DOCUMENT PASSAGE —
━━━━━━━━━━

Skip to main content

TensorFlow IO

Project description




TensorFlow I/O

GitHub CI PyPI License Documentation

TensorFlow I/O is a collection of file systems and file formats that are not available in TensorFlow's built-in support. A full list of supported file systems and file formats by TensorFlow I/O can be found here.

The use of tensorflow-io is straightforward with keras. Below is an example to Get Started with TensorFlow with the data processing aspect replaced by tensorflow-io:

import tensorflow as tf
import tensorflow_io as tfio

# Read the MNIST data into the IODataset.
dataset_url = "https://storage.googleapis.com/cvdf-datasets/mnist/"
d_train = tfio.IODataset.from_mnist(
    dataset_url + "train-images-idx3-ubyte.gz",
    dataset_url + "train-labels-idx1-ubyte.gz",
)

# Shuffle the elements of the dataset.
d_train = d_train.shuffle(buffer_size=1024)

# By default image data is uint8, so convert to float32 using map().
d_train = d_train.map(lambda x, y: (tf.image.convert_image_dtype(x, tf.float32), y))

# prepare batches the data just like any other tf.data.Dataset
d_train = d_train.batch(32)

# Build the model.
model = tf.keras.models.Sequential(
    [
        tf.keras.layers.Flatten(input_shape=(28, 28)),
        tf.keras.layers.Dense(512, activation=tf.nn.relu),
        tf.keras.layers.Dropout(0.2),
        tf.keras.layers.Dense(10, activation=tf.nn.softmax),
    ]
)

# Compile the model.
model.compile(
    optimizer="adam", loss="sparse_categorical_crossentropy", metrics=["accuracy"]
)

# Fit the model.
model.fit(d_train, epochs=5, steps_per_epoch=200)

In the above MNIST example, the URL's to access the dataset files are passed directly to the tfio.IODataset.from_mnist API call. This is due to the inherent support that tensorflow-io provides for HTTP/HTTPS file system, thus eliminating the need for downloading and saving datasets on a local directory.

━━━━━━━━━━

EXERCISES —
1. From the TensorFlow I/O project description, quote the passage that begins with the words "# By default" and ends with the words "Build the model.".
2. In the TensorFlow I/O project description's code sample, which layers does tf.keras.models.Sequential receive? List them in order with their arguments.
3. Continue the TensorFlow I/O project description after its final sentence.

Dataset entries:
━━━━━━━━━━

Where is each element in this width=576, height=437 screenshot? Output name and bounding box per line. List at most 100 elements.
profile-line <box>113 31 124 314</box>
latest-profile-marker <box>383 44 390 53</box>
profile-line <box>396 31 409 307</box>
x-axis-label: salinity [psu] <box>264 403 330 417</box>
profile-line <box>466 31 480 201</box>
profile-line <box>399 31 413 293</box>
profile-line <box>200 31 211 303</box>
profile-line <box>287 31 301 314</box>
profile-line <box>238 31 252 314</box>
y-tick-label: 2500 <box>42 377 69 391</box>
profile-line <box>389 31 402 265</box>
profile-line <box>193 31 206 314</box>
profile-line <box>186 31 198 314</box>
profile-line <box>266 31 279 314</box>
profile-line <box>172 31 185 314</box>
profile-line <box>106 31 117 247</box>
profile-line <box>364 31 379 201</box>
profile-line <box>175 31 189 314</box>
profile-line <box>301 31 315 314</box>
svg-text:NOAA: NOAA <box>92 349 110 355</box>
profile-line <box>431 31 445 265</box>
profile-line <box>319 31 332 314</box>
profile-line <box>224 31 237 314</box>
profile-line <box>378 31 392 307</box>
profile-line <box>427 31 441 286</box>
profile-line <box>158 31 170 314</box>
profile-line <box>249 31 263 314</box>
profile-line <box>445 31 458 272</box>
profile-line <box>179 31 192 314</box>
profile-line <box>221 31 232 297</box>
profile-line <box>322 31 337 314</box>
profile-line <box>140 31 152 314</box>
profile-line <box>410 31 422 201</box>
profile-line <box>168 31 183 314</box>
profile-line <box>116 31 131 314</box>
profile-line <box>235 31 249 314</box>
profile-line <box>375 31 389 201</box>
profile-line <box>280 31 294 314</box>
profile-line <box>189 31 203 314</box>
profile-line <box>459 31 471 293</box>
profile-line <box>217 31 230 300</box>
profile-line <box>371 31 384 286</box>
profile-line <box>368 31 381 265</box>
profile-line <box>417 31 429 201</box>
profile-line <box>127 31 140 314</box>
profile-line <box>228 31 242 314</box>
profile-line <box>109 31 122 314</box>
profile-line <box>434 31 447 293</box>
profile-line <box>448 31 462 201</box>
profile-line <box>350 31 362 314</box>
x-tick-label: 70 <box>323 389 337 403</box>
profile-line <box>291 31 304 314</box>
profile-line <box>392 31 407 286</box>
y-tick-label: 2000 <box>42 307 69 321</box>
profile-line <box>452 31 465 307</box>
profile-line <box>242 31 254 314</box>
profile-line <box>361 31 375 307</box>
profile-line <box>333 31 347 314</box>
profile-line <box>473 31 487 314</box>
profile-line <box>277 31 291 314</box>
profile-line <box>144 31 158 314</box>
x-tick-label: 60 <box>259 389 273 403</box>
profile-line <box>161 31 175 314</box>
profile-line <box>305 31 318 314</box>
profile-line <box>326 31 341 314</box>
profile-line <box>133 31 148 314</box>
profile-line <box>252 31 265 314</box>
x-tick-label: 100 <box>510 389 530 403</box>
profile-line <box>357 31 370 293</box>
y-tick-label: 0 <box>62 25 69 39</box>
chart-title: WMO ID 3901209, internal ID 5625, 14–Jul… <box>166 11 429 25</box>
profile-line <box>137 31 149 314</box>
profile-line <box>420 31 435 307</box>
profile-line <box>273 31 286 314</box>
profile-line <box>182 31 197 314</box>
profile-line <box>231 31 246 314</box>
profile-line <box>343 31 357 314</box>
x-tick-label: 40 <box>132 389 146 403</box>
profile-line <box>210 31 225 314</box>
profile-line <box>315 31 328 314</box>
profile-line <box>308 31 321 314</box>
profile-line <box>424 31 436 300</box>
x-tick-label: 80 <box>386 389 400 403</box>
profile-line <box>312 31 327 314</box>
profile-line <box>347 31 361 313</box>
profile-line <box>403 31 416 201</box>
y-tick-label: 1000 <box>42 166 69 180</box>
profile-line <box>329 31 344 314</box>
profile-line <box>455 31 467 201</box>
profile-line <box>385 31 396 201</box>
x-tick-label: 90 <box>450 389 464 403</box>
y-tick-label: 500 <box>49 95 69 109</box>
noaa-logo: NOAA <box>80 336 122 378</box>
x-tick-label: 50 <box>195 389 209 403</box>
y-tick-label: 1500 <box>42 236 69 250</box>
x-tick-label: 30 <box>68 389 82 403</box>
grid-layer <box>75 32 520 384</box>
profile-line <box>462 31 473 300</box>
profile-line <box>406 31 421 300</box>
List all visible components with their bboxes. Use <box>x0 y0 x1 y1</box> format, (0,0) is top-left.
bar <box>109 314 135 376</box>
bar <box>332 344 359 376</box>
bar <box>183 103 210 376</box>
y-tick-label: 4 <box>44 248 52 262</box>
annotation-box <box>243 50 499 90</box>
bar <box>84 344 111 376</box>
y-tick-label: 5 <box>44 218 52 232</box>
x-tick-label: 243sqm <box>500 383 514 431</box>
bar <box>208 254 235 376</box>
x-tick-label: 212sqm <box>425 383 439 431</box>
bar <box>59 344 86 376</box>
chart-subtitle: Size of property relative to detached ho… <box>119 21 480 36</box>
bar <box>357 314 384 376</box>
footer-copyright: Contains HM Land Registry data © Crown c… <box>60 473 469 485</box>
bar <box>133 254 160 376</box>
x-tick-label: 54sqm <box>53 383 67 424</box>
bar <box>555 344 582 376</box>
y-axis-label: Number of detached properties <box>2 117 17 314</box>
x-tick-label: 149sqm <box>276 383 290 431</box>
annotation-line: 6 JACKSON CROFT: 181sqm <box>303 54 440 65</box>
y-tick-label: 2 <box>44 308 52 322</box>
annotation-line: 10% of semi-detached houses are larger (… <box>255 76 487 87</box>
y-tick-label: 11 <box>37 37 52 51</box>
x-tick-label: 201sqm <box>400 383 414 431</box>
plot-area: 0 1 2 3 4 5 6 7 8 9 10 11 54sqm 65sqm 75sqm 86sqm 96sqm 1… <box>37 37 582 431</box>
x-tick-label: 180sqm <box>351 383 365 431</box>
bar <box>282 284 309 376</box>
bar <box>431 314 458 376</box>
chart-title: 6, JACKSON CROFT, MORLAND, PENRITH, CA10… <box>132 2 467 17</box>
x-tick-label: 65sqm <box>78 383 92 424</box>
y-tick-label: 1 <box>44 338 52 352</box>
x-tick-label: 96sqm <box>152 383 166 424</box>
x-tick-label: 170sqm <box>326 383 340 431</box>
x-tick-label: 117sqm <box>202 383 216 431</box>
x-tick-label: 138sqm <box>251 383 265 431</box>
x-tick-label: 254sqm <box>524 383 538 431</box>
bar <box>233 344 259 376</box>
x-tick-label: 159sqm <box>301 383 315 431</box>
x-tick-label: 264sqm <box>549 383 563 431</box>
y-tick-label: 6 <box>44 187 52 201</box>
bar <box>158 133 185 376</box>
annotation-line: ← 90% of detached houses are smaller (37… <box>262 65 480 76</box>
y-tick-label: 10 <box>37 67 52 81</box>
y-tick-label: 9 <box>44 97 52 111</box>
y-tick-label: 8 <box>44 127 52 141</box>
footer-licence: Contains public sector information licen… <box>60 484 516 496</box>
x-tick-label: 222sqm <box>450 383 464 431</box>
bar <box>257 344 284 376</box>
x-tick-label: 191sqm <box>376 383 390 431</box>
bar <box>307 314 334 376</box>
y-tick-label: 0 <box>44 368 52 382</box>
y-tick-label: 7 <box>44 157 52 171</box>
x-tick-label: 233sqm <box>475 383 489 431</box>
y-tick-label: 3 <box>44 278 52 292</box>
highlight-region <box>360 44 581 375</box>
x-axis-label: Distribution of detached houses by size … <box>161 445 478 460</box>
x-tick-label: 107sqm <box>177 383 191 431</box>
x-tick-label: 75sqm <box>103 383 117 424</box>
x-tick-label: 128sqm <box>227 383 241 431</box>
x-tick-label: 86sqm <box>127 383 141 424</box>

━━━━━━━━━━

ANSWERS —
1.
# By default image data is uint8, so convert to float32 using map().
d_train = d_train.map(lambda x, y: (tf.image.convert_image_dtype(x, tf.float32), y))

# prepare batches the data just like any other tf.data.Dataset
d_train = d_train.batch(32)

# Build the model.

2.
1. Flatten(input_shape=(28, 28))
2. Dense(512, activation=tf.nn.relu)
3. Dropout(0.2)
4. Dense(10, activation=tf.nn.softmax)

3.
NOTE: Since tensorflow-io is able to detect and uncompress the MNIST dataset automatically if needed, we can pass the URL's for the compressed files (gzip) to the API call as is.

Please check the official documentation for more detailed and interesting usages of the package.

Installation

Python Package

The tensorflow-io Python package can be installed with pip directly using:

$ pip install tensorflow-io

People who are a little more adventurous can also try our nightly binaries:

$ pip install tensorflow-io-nightly

Docker Images

In addition to the pip packages, the docker images can be used to quickly get started.

For stable builds:

$ docker pull tfsigio/tfio:latest
$ docker run -it --rm --name tfio-latest tfsigio/tfio:latest

For nightly builds:

$ docker pull tfsigio/tfio:nightly
$ docker run -it --rm --name tfio-nightly tfsigio/tfio:nightly

R Package

Once the tensorflow-io Python package has been successfully installed, you can install the development version of the R package from GitHub via the following:

if (!require("remotes")) install.packages("remotes")
remotes::install_github("tensorflow/io", subdir = "R-package")

TensorFlow Version Compatibility

To ensure compatibility with TensorFlow, it is recommended to install a matching version of TensorFlow I/O according to the table below. You can find the list of releases here.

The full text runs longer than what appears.